→ Texte source:
■ ■ ■ ■ ■

Chapitre quatre : Une cartographie du risque qui élude le zonage

Face au volcanisme, prédictible mais incontrôlable, l’évacuation en cas de crise est un compromis temporaire souvent indispensable entre l’occupation à tout prix et l’abandon définitif des lieux exposés, deux positions pareillement irréalistes. La préparation de ce déplacement de population, qui s’effectue le plus souvent de manière massive et en un temps réduit, confère un rôle fondamental à la cartographie, outil d’information et de gestion efficace pour atténuer la vulnérabilité des populations menacées.

La carte transcrit en deux, voire en trois (modèles numériques de terrain) et même en quatre dimensions (cartographie animée), les territoires du risque volcanique. Outil incontournable de la prévention, la cartographie du risque prend une forme particulière au Japon. Les cartes qui traitent des éruptions potentielles ne sont pas véritablement des « cartes de risque ». D’ailleurs elles ne s’appellent pas ainsi. La multiplicité de leurs intitulés, loin d’être anecdotique, fera l’objet du premier paragraphe de ce chapitre.

■ ■ ■ ■ ■

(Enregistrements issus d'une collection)

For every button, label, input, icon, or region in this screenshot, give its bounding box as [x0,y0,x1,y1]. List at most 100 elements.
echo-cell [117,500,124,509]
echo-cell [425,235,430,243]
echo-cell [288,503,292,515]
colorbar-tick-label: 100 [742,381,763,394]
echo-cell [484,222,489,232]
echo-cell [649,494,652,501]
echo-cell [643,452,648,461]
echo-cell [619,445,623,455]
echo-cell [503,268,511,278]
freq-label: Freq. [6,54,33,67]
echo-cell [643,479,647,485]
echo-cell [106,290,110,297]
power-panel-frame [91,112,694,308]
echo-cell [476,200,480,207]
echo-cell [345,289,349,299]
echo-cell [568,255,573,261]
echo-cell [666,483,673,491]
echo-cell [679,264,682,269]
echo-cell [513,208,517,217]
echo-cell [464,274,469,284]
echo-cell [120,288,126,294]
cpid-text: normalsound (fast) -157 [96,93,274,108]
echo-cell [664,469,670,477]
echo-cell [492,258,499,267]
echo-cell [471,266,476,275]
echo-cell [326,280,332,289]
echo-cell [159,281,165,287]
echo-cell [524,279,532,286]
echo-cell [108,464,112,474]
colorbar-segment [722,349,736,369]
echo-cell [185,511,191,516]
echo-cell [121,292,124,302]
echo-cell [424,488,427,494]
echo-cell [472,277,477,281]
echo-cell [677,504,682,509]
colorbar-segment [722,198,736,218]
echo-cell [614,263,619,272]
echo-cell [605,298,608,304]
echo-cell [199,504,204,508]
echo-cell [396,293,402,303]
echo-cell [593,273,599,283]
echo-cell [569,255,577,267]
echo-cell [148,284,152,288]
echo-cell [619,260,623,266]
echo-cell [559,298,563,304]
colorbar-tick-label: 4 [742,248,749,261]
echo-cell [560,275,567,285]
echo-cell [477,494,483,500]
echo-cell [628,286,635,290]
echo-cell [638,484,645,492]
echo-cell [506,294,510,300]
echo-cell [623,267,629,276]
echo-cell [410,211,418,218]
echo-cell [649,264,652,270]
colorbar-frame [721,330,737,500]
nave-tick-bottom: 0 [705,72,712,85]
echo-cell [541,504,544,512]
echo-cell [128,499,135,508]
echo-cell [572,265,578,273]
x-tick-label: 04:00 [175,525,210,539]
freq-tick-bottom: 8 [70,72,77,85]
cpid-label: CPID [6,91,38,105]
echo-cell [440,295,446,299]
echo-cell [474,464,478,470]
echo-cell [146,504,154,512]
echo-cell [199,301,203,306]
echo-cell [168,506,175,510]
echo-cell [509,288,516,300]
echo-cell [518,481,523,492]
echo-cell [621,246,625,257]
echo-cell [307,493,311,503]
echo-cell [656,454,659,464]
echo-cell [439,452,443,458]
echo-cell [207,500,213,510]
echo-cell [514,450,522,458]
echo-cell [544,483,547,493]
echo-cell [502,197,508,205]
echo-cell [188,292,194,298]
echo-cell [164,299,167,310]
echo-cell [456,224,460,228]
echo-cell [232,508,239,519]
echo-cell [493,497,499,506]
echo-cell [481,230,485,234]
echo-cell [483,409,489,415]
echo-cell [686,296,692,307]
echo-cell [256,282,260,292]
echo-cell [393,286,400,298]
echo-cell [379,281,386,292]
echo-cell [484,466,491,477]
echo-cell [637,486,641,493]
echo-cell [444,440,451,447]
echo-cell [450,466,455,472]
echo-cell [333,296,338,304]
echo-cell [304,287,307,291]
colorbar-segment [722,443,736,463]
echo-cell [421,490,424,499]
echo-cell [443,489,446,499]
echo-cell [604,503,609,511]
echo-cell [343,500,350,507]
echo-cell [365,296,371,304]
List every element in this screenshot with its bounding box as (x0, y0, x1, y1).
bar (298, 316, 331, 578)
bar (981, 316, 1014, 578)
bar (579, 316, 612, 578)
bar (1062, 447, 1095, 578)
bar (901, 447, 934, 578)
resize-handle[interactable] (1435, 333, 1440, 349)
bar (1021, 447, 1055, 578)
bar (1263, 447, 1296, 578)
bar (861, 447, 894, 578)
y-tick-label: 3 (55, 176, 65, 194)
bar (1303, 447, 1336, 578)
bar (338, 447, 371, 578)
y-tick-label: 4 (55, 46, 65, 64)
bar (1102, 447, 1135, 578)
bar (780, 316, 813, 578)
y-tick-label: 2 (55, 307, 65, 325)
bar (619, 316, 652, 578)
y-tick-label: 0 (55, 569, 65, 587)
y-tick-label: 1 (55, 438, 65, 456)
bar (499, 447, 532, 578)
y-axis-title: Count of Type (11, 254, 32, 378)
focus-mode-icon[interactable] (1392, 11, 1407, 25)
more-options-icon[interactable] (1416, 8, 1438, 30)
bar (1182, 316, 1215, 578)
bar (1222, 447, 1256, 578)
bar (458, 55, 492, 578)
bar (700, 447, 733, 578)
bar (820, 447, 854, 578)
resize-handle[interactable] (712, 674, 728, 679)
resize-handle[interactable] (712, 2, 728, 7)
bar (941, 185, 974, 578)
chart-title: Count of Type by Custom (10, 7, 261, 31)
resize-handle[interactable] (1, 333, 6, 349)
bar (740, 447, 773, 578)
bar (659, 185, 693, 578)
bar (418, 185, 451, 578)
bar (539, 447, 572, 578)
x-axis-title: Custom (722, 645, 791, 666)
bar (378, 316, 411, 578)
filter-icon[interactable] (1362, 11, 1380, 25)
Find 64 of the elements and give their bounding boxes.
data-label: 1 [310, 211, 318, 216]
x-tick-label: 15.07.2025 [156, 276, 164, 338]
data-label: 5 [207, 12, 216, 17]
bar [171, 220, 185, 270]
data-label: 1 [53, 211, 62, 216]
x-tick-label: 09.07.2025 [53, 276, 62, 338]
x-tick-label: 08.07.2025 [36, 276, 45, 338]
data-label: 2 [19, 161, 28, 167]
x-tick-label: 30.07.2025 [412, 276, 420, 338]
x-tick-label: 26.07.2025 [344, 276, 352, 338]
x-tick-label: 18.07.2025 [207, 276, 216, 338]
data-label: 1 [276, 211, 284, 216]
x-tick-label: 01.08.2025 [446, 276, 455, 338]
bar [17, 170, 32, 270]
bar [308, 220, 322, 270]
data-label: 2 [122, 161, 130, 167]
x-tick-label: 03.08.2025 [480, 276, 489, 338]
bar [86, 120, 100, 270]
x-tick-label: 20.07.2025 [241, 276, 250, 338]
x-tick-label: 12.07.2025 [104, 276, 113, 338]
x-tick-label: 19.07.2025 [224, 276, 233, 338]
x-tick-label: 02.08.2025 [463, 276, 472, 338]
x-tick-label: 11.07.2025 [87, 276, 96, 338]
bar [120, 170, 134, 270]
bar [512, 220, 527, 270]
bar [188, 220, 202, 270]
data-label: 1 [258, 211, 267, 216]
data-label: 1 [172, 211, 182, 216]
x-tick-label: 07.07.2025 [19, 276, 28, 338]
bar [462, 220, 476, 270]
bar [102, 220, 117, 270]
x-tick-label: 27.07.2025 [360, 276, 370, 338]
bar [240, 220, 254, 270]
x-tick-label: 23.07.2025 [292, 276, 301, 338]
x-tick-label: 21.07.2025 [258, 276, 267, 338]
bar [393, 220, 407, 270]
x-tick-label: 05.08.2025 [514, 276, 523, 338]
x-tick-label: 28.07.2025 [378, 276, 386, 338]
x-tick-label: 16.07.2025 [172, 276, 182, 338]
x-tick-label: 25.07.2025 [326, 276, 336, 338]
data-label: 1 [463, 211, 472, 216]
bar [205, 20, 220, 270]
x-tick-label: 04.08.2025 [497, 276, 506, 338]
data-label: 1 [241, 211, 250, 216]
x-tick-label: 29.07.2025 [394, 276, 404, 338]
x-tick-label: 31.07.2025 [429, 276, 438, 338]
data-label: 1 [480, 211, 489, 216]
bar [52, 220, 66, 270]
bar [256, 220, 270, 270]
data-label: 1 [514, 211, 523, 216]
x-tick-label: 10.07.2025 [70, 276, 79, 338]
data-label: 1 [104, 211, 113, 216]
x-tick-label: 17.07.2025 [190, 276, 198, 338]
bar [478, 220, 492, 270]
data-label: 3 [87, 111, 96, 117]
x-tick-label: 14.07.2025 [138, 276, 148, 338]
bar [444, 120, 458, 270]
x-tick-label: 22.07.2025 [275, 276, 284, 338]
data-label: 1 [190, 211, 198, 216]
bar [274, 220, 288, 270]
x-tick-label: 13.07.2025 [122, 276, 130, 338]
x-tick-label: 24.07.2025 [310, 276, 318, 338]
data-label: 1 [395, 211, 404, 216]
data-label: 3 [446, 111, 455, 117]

■ ■ ■ ■ ■

→ Exercices à traiter:
a. Répondez brièvement à ces questions sur le texte consacré à la cartographie du risque volcanique :
(i) Quelles sont les deux positions qualifiées de « pareillement irréalistes » ?
(ii) Quelle forme de cartographie transcrit le risque en quatre dimensions ?
(iii) Quel sujet fera l'objet du premier paragraphe du chapitre ?
b. Reprenez le texte sur la cartographie du risque volcanique au Japon et poursuivez-le à partir de sa dernière phrase.
La liste constitue un matériau distinct du texte.

→ Réponses par exercice:
a.
(i) L'occupation à tout prix et l'abandon définitif des lieux exposés.
(ii) La cartographie animée.
(iii) La multiplicité des intitulés des cartes qui traitent des éruptions potentielles.

b.
Dans sa thèse sur l’amélioration de la lisibilité des cartes de risque, Elizabeth Chesneau recense les usages habituels de ce type de cartes188 :

  • des cartes d’expertises, ou cartes d’aléa, présentent l’état de la connaissance des phénomènes en jeu. Leur rôle est de faire l’inventaire des aléas avec le plus d’exactitude et d’exhaustivité possible ;
  • des cartes d’action ou d’aide à la décision d’échelle variable servent à l’aménagement ou à la gestion de crise. Destinées aux acteurs de la prévention et de la sécurité civile, elles ont une portée opérationnelle. Elles déterminent un zonage de l’espace en fonction de niveaux de risque, ou bien indiquent les lieux et les réseaux nécessaires à l’organisation des secours.
  • des cartes de contrôle – en France, cartes de Plan de Prévention des Risque (PPR) 189, ont valeur réglementaire en matière d’occupation des sols et sont annexées aux Plans Locaux d’Urbanisme (PLU). Leur élaboration est délicate à double titre, d’abord en raison des incertitudes du zonage à grande échelle, et ensuite à cause des conflits d’intérêts pouvant exister sur le terrain. Elles sont donc moins une transcription de la carte d’expertise qu’un compromis entre des données techniques et des données sociales.
  • des cartes d’information, enfin, ont une valeur préventive. Leur but est de sensibiliser les riverains au danger et d’améliorer leur connaissance du risque.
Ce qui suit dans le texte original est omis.